### Task brief
Reproduce the listing below verbatim.

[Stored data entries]
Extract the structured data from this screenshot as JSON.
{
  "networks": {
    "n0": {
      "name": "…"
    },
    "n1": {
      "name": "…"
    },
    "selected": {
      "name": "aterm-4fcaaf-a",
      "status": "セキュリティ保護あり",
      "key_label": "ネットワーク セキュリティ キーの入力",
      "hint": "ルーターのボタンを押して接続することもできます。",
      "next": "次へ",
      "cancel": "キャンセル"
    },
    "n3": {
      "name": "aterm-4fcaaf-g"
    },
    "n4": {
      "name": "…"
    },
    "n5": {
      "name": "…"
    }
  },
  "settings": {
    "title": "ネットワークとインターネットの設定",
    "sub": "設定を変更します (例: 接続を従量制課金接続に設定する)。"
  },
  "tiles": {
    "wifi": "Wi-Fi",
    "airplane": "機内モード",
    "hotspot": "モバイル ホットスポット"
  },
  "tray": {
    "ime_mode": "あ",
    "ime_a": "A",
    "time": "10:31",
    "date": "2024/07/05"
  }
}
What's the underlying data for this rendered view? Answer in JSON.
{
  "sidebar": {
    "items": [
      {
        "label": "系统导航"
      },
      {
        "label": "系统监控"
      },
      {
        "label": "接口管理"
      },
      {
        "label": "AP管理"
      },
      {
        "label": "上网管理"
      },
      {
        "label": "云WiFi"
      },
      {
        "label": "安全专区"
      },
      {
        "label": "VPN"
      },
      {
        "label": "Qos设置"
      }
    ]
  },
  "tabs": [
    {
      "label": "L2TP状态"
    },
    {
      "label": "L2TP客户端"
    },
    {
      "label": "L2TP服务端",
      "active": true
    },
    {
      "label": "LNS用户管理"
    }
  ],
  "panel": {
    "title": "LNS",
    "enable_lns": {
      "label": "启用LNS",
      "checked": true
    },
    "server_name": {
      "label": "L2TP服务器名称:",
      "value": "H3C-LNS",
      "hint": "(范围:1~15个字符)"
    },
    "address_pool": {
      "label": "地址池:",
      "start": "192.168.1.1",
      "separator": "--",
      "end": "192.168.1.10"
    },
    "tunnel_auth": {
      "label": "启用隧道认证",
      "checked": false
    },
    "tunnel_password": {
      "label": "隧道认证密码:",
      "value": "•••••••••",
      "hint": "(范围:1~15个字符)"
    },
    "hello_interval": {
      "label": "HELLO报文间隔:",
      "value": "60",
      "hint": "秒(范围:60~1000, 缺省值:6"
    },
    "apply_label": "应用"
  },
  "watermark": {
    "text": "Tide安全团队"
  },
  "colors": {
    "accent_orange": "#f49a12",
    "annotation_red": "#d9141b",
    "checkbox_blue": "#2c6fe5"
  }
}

### Solved problem
Extract the structured data from this screenshot as JSON.
{
  "networks": {
    "n0": {
      "name": "…"
    },
    "n1": {
      "name": "…"
    },
    "selected": {
      "name": "aterm-4fcaaf-a",
      "status": "セキュリティ保護あり",
      "key_label": "ネットワーク セキュリティ キーの入力",
      "hint": "ルーターのボタンを押して接続することもできます。",
      "next": "次へ",
      "cancel": "キャンセル"
    },
    "n3": {
      "name": "aterm-4fcaaf-g"
    },
    "n4": {
      "name": "…"
    },
    "n5": {
      "name": "…"
    }
  },
  "settings": {
    "title": "ネットワークとインターネットの設定",
    "sub": "設定を変更します (例: 接続を従量制課金接続に設定する)。"
  },
  "tiles": {
    "wifi": "Wi-Fi",
    "airplane": "機内モード",
    "hotspot": "モバイル ホットスポット"
  },
  "tray": {
    "ime_mode": "あ",
    "ime_a": "A",
    "time": "10:31",
    "date": "2024/07/05"
  }
}
What's the underlying data for this rendered view? Answer in JSON.
{
  "sidebar": {
    "items": [
      {
        "label": "系统导航"
      },
      {
        "label": "系统监控"
      },
      {
        "label": "接口管理"
      },
      {
        "label": "AP管理"
      },
      {
        "label": "上网管理"
      },
      {
        "label": "云WiFi"
      },
      {
        "label": "安全专区"
      },
      {
        "label": "VPN"
      },
      {
        "label": "Qos设置"
      }
    ]
  },
  "tabs": [
    {
      "label": "L2TP状态"
    },
    {
      "label": "L2TP客户端"
    },
    {
      "label": "L2TP服务端",
      "active": true
    },
    {
      "label": "LNS用户管理"
    }
  ],
  "panel": {
    "title": "LNS",
    "enable_lns": {
      "label": "启用LNS",
      "checked": true
    },
    "server_name": {
      "label": "L2TP服务器名称:",
      "value": "H3C-LNS",
      "hint": "(范围:1~15个字符)"
    },
    "address_pool": {
      "label": "地址池:",
      "start": "192.168.1.1",
      "separator": "--",
      "end": "192.168.1.10"
    },
    "tunnel_auth": {
      "label": "启用隧道认证",
      "checked": false
    },
    "tunnel_password": {
      "label": "隧道认证密码:",
      "value": "•••••••••",
      "hint": "(范围:1~15个字符)"
    },
    "hello_interval": {
      "label": "HELLO报文间隔:",
      "value": "60",
      "hint": "秒(范围:60~1000, 缺省值:6"
    },
    "apply_label": "应用"
  },
  "watermark": {
    "text": "Tide安全团队"
  },
  "colors": {
    "accent_orange": "#f49a12",
    "annotation_red": "#d9141b",
    "checkbox_blue": "#2c6fe5"
  }
}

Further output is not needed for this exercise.